What the task asks:
Pictures are not part of the copy; repeat everything else in the records exactly.

┏━━

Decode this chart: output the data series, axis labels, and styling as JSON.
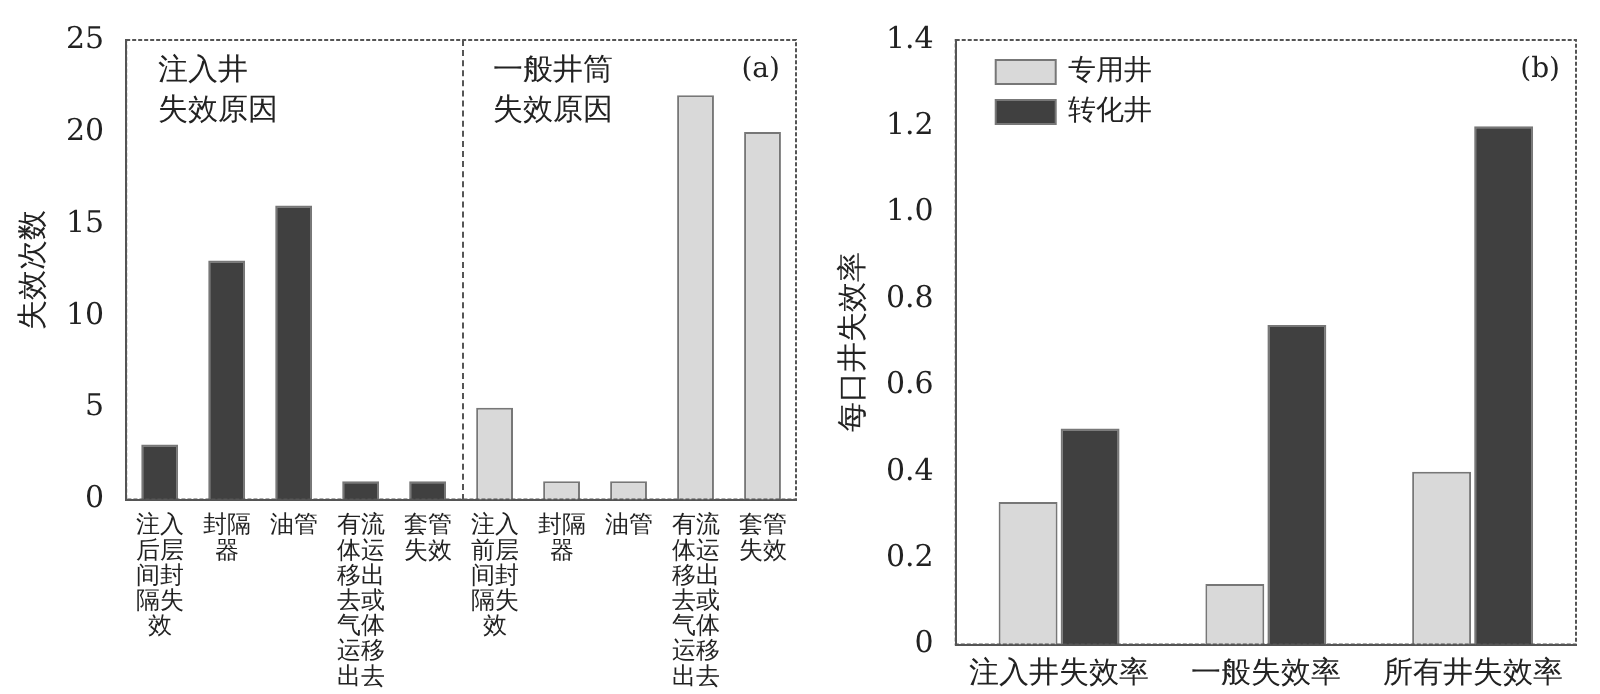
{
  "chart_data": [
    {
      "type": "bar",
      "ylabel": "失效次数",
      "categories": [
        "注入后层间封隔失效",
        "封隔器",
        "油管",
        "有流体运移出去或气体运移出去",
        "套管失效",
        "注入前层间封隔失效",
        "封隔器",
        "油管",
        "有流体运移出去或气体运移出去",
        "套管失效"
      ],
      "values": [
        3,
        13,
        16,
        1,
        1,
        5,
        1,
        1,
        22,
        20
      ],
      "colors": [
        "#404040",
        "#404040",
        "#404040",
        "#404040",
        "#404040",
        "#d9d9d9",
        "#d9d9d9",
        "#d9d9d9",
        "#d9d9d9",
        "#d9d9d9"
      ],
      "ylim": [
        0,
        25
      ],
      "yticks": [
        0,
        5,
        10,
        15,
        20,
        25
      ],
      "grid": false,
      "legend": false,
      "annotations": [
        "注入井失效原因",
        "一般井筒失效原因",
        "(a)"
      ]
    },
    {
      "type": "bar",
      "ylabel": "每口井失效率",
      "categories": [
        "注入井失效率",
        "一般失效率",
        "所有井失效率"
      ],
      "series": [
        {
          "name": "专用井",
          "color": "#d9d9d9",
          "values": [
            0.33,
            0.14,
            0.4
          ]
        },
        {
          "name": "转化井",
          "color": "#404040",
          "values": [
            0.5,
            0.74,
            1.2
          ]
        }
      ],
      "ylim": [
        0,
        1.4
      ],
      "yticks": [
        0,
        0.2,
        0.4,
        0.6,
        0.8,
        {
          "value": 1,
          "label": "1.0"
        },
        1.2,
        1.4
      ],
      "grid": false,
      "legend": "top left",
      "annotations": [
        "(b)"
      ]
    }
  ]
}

┗━━

Result for this task:
Decode this chart: output the data series, axis labels, and styling as JSON.
{
  "chart_data": [
    {
      "type": "bar",
      "ylabel": "失效次数",
      "categories": [
        "注入后层间封隔失效",
        "封隔器",
        "油管",
        "有流体运移出去或气体运移出去",
        "套管失效",
        "注入前层间封隔失效",
        "封隔器",
        "油管",
        "有流体运移出去或气体运移出去",
        "套管失效"
      ],
      "values": [
        3,
        13,
        16,
        1,
        1,
        5,
        1,
        1,
        22,
        20
      ],
      "colors": [
        "#404040",
        "#404040",
        "#404040",
        "#404040",
        "#404040",
        "#d9d9d9",
        "#d9d9d9",
        "#d9d9d9",
        "#d9d9d9",
        "#d9d9d9"
      ],
      "ylim": [
        0,
        25
      ],
      "yticks": [
        0,
        5,
        10,
        15,
        20,
        25
      ],
      "grid": false,
      "legend": false,
      "annotations": [
        "注入井失效原因",
        "一般井筒失效原因",
        "(a)"
      ]
    },
    {
      "type": "bar",
      "ylabel": "每口井失效率",
      "categories": [
        "注入井失效率",
        "一般失效率",
        "所有井失效率"
      ],
      "series": [
        {
          "name": "专用井",
          "color": "#d9d9d9",
          "values": [
            0.33,
            0.14,
            0.4
          ]
        },
        {
          "name": "转化井",
          "color": "#404040",
          "values": [
            0.5,
            0.74,
            1.2
          ]
        }
      ],
      "ylim": [
        0,
        1.4
      ],
      "yticks": [
        0,
        0.2,
        0.4,
        0.6,
        0.8,
        {
          "value": 1,
          "label": "1.0"
        },
        1.2,
        1.4
      ],
      "grid": false,
      "legend": "top left",
      "annotations": [
        "(b)"
      ]
    }
  ]
}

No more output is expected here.